● PASSAGE:
Gaussian Splattingdistributed training3D ReconstructionNovel View Synthesis

评审与讨论

审稿意见

评分: 6置信度: 52024-06-17

DoGaussian incorporates the 'divide-and-conquer' approach and introduces the ADMM algorithm into the 3DGS training process for large-scale 3D reconstruction tasks, reducing training time by 6+ times compared to the original 3DGS. Specifically, DoGaussian first splits the scenes into K local blocks of similar sizes and then maintains a global 3DGS node to ensure consistency through consensus on the K shared blocks. During the inference stage, DoGaussian moves all shared blocks and queries only the global block to improve rendering efficiency.

优点

DoGaussian proposes a novel distributed training strategy, achieving a significant acceleration of the 3DGS training process without sacrificing rendering visual quality.
DoGaussian functions more like a plugin and can be applied to any GS representation work.
The paper is well-written and easy to follow, and the supplementary video is exceptionally well made.

缺点

Artifacts in Teaser. There are noticeable artifacts in the teaser, particularly in the picture located in the bottom right corner. It would be beneficial for the authors to provide an explanation of these artifacts and address them accordingly.
Suitable for Street Scenes. In the experiments section, all experiments are conducted on aerial datasets, but reconstructing street data is also an important problem. Can the authors demonstrate DoGaussian's applicability using the San Francisco Mission Bay dataset from Block-NeRF[1] or Block_A from the MatrixCity[2] dataset?
GPU Memory Problem. DoGaussian appears to be a system paper that utilizes a distributed approach to improve training efficiency by placing the global 3DGS on a main node and some local 3DGS on other nodes. One potential reason other works do not use this strategy could be GPU memory limitations. All datasets used by the authors are processed by 3DGS on a single GPU, which does not truly qualify as 'large-scale.' It would be beneficial for the authors to demonstrate that DoGaussian can be applied to larger datasets, such as the aerial and street data of big city in MatrixCity, which is used in NeRF-XL[3].

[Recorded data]
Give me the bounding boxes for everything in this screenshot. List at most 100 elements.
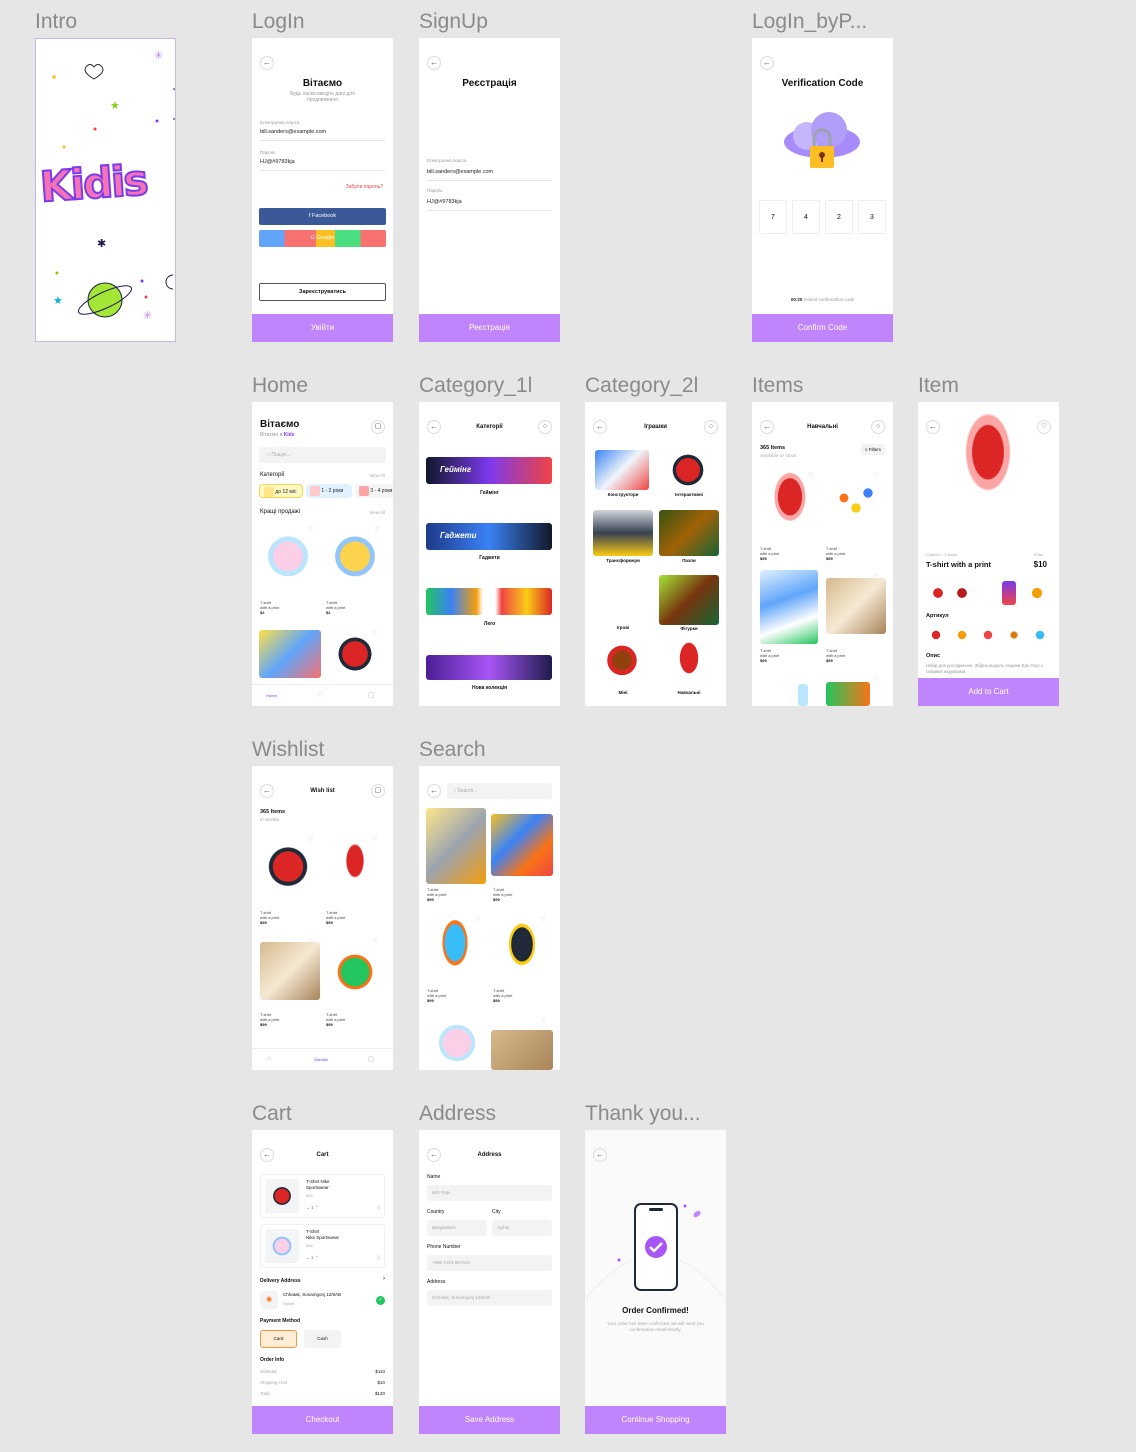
minus-icon[interactable]: ⌄ bbox=[306, 1255, 310, 1260]
plus-icon[interactable]: ⌃ bbox=[315, 1205, 319, 1210]
trash-icon[interactable]: ▯ bbox=[377, 1205, 380, 1211]
code-digit-input[interactable]: 2 bbox=[825, 200, 853, 234]
search-icon[interactable]: ○ bbox=[538, 420, 552, 434]
product-image-robot[interactable] bbox=[328, 630, 382, 678]
bag-icon[interactable]: ▢ bbox=[371, 784, 385, 798]
bag-icon[interactable]: ▢ bbox=[368, 1055, 375, 1063]
heart-icon[interactable]: ♡ bbox=[372, 938, 377, 945]
plus-icon[interactable]: ⌃ bbox=[315, 1255, 319, 1260]
back-icon[interactable]: ← bbox=[260, 56, 274, 70]
product-image[interactable] bbox=[326, 944, 384, 1000]
heart-icon[interactable]: ♡ bbox=[372, 836, 377, 843]
code-digit-input[interactable]: 3 bbox=[858, 200, 886, 234]
subcategory-image[interactable] bbox=[671, 638, 707, 688]
heart-icon[interactable]: ♡ bbox=[541, 916, 546, 923]
bag-icon[interactable]: ▢ bbox=[368, 691, 375, 699]
address-field[interactable]: Chhatak, Sunamgonj 12/8AB bbox=[427, 1290, 552, 1306]
heart-icon[interactable]: ♡ bbox=[308, 836, 313, 843]
view-all-link[interactable]: View All bbox=[369, 473, 385, 478]
checkout-button[interactable]: Checkout bbox=[252, 1406, 393, 1434]
product-image[interactable] bbox=[491, 814, 553, 876]
product-image[interactable] bbox=[260, 836, 316, 904]
product-image-creativity[interactable] bbox=[259, 630, 321, 678]
signup-button[interactable]: Реєстрація bbox=[419, 314, 560, 342]
home-icon[interactable]: ⌂ bbox=[267, 1055, 271, 1062]
save-address-button[interactable]: Save Address bbox=[419, 1406, 560, 1434]
heart-icon[interactable]: ♡ bbox=[372, 630, 377, 637]
variant-thumb[interactable] bbox=[1002, 581, 1016, 605]
back-icon[interactable]: ← bbox=[760, 56, 774, 70]
cash-option[interactable]: Cash bbox=[304, 1330, 341, 1348]
search-input[interactable]: ○ Пошук... bbox=[259, 447, 386, 463]
code-digit-input[interactable]: 7 bbox=[759, 200, 787, 234]
product-image[interactable] bbox=[431, 914, 479, 986]
back-icon[interactable]: ← bbox=[427, 56, 441, 70]
add-to-cart-button[interactable]: Add to Cart bbox=[918, 678, 1059, 706]
back-icon[interactable]: ← bbox=[926, 420, 940, 434]
email-field[interactable]: bill.sanders@example.com bbox=[427, 169, 493, 175]
search-icon[interactable]: ○ bbox=[704, 420, 718, 434]
heart-icon[interactable]: ♡ bbox=[541, 1018, 546, 1025]
quantity-stepper[interactable]: ⌄ 1 ⌃ bbox=[306, 1205, 319, 1211]
product-image[interactable] bbox=[826, 578, 886, 634]
facebook-button[interactable]: f Facebook bbox=[259, 208, 386, 225]
product-image[interactable] bbox=[427, 1016, 487, 1070]
product-image-plush[interactable] bbox=[326, 524, 384, 596]
login-button[interactable]: Увійти bbox=[252, 314, 393, 342]
password-field[interactable]: HJ@#9783kja bbox=[427, 199, 462, 205]
code-digit-input[interactable]: 4 bbox=[792, 200, 820, 234]
product-image[interactable] bbox=[760, 570, 818, 644]
confirm-code-button[interactable]: Confirm Code bbox=[752, 314, 893, 342]
article-thumb[interactable] bbox=[980, 624, 996, 646]
category-chip[interactable]: 3 - 4 роки bbox=[355, 484, 393, 498]
country-field[interactable]: Bangladesh bbox=[427, 1220, 487, 1236]
back-icon[interactable]: ← bbox=[427, 784, 441, 798]
chevron-right-icon[interactable]: › bbox=[383, 1276, 385, 1282]
view-all-link[interactable]: View All bbox=[369, 510, 385, 515]
product-image[interactable] bbox=[491, 1030, 553, 1070]
category-banner-new[interactable] bbox=[426, 655, 552, 680]
article-thumb[interactable] bbox=[1006, 624, 1022, 646]
heart-icon[interactable]: ♡ bbox=[308, 526, 313, 533]
subcategory-image[interactable] bbox=[593, 510, 653, 556]
product-image-plush[interactable] bbox=[259, 524, 317, 596]
product-image[interactable] bbox=[798, 684, 808, 706]
subcategory-image[interactable] bbox=[605, 642, 639, 688]
article-thumb[interactable] bbox=[954, 624, 970, 646]
heart-icon[interactable]: ♡ bbox=[1037, 420, 1051, 434]
category-chip[interactable]: 1 - 2 роки bbox=[306, 484, 352, 498]
heart-icon[interactable]: ♡ bbox=[308, 938, 313, 945]
password-field[interactable]: HJ@#9783kja bbox=[260, 159, 295, 165]
forgot-password-link[interactable]: Забули пароль? bbox=[346, 184, 383, 190]
article-thumb[interactable] bbox=[1032, 624, 1048, 646]
variant-thumb[interactable] bbox=[952, 581, 972, 605]
continue-shopping-button[interactable]: Continue Shopping bbox=[585, 1406, 726, 1434]
phone-field[interactable]: +880 1453-987533 bbox=[427, 1255, 552, 1271]
product-image[interactable] bbox=[826, 478, 886, 528]
resend-link[interactable]: resend confirmation code bbox=[804, 297, 855, 302]
quantity-stepper[interactable]: ⌄ 1 ⌃ bbox=[306, 1255, 319, 1261]
city-field[interactable]: Sylhet bbox=[492, 1220, 552, 1236]
email-field[interactable]: bill.sanders@example.com bbox=[260, 129, 326, 135]
subcategory-image[interactable] bbox=[661, 450, 715, 490]
article-thumb[interactable] bbox=[928, 624, 944, 646]
card-option[interactable]: Card bbox=[260, 1330, 297, 1348]
variant-thumb[interactable] bbox=[1026, 581, 1048, 605]
register-button[interactable]: Зареєструватись bbox=[259, 283, 386, 301]
nav-home[interactable]: Home bbox=[266, 693, 277, 698]
google-button[interactable]: G Google bbox=[259, 230, 386, 247]
heart-icon[interactable]: ♡ bbox=[475, 916, 480, 923]
product-image[interactable] bbox=[426, 808, 486, 884]
trash-icon[interactable]: ▯ bbox=[377, 1255, 380, 1261]
heart-icon[interactable]: ♡ bbox=[808, 472, 813, 479]
variant-thumb[interactable] bbox=[928, 581, 948, 605]
product-image[interactable] bbox=[260, 942, 320, 1000]
search-input[interactable]: ○ Search... bbox=[447, 783, 552, 799]
category-banner-gaming[interactable]: Геймінг bbox=[426, 457, 552, 484]
category-banner-lego[interactable] bbox=[426, 588, 552, 615]
heart-icon[interactable]: ♡ bbox=[874, 676, 879, 683]
heart-icon[interactable]: ♡ bbox=[374, 526, 379, 533]
product-image[interactable] bbox=[826, 682, 870, 706]
subcategory-image[interactable] bbox=[659, 510, 719, 556]
subcategory-image[interactable] bbox=[595, 450, 649, 490]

● WRITTEN INSTRUCTION: Could you extend the DoGaussian review, picking up right after its last sentence?

● TASK RESPONSE:
[1] Block-nerf: Scalable large scene neural view synthesis.

[2] Matrixcity: A large-scale city dataset for city-scale neural rendering and beyond

[3] NeRF-XL: Scaling NeRFs with Multiple GPUs

问题

There are three questions regarding the weaknesses mentioned above:

The authors need to explain the artifacts in the teaser.
It would be better to conduct experiments on street datasets and larger datasets.
I’m also curious to know if the final results would be better using the visibility-aware splitting strategy of VastGaussian.

I would be happy to raise my score if the authors can address all my questions.

局限性

The authors discuss the limitation in the appendix A.8.

作者回复

2024-08-07

Q1: Noticeable artifacts in the teaser, particularly in the picture located in the bottom right corner.
A1: From Fig.3 in the attached PDF, we can observe that the artifacts in the teaser appear to be near the scene boundary, which is a common problem for 3DGS-based methods and not a particular issue caused by our method.
Q2: Suitable for Street Scenes.
A2:: See A4 in the common questions.
Q3: GPU Memory Problem
A3: See A1, A2 and A3 in the common questions.
Q4: It would be better to conduct experiments on street datasets and larger datasets, such as the aerial and street data of Big City in MatrixCity, which is used in NeRF-XL.
A4: Since we have only a limited number of GPUs with 48GB memory for each, we did not test our method on the Big City scene in MatrixCity. However, to further show the applicability of our method to larger-scale scenes, we evaluated our method on the $2.7 \text{km}^2$ Small City scene in the MatrixCity dataset, which contains $5,620$ training views and $741$ validation views. We early terminated the training of the original 3D-GS since it did not finish the training within two days. From the table below, our method achieved the best results in rendering quality. The visual qualitative results are shown in Fig.5 in the attached PDF.

Table. Quantitative results of our method on the Small City aerial scene of the MatrixCity dataset.

	PSNR $\uparrow$	SSIM $\uparrow$	LPIPS $\downarrow$	Time $\downarrow$	Points	Mem $\downarrow$	FPS $\uparrow$
3D-GS	27.36	0.818	0.237	47:40	11.9	6.31	45.57
VastGaussian $^{\dagger}$	28.33	0.835	0.220	05:53	12.5	6.99	40.04
DoGaussian	28.58	0.847	0.219	06:34	10.3	5.82	48.34

Q5: If the final results would be better using the visibility-aware splitting strategy of VastGaussian.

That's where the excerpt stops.